• [SHORT EXERCISE]
Write out each line exactly as it stands, please.

╔══

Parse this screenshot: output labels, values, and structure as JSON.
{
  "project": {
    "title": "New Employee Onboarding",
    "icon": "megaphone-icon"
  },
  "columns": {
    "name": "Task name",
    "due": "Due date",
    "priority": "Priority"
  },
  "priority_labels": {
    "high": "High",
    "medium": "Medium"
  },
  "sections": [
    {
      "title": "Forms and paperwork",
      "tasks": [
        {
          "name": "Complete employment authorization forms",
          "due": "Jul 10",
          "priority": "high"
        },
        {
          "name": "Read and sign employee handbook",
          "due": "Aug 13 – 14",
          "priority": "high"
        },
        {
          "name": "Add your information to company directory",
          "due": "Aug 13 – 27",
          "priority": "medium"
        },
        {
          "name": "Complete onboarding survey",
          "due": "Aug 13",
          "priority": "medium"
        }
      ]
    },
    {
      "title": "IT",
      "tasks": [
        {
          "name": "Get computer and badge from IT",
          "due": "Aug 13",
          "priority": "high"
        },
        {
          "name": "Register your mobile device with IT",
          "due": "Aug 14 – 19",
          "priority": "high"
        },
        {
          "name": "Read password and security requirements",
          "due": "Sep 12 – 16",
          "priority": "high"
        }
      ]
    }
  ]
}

╚══

• [SOLUTION FOR THIS PROBLEM]
Parse this screenshot: output labels, values, and structure as JSON.
{
  "project": {
    "title": "New Employee Onboarding",
    "icon": "megaphone-icon"
  },
  "columns": {
    "name": "Task name",
    "due": "Due date",
    "priority": "Priority"
  },
  "priority_labels": {
    "high": "High",
    "medium": "Medium"
  },
  "sections": [
    {
      "title": "Forms and paperwork",
      "tasks": [
        {
          "name": "Complete employment authorization forms",
          "due": "Jul 10",
          "priority": "high"
        },
        {
          "name": "Read and sign employee handbook",
          "due": "Aug 13 – 14",
          "priority": "high"
        },
        {
          "name": "Add your information to company directory",
          "due": "Aug 13 – 27",
          "priority": "medium"
        },
        {
          "name": "Complete onboarding survey",
          "due": "Aug 13",
          "priority": "medium"
        }
      ]
    },
    {
      "title": "IT",
      "tasks": [
        {
          "name": "Get computer and badge from IT",
          "due": "Aug 13",
          "priority": "high"
        },
        {
          "name": "Register your mobile device with IT",
          "due": "Aug 14 – 19",
          "priority": "high"
        },
        {
          "name": "Read password and security requirements",
          "due": "Sep 12 – 16",
          "priority": "high"
        }
      ]
    }
  ]
}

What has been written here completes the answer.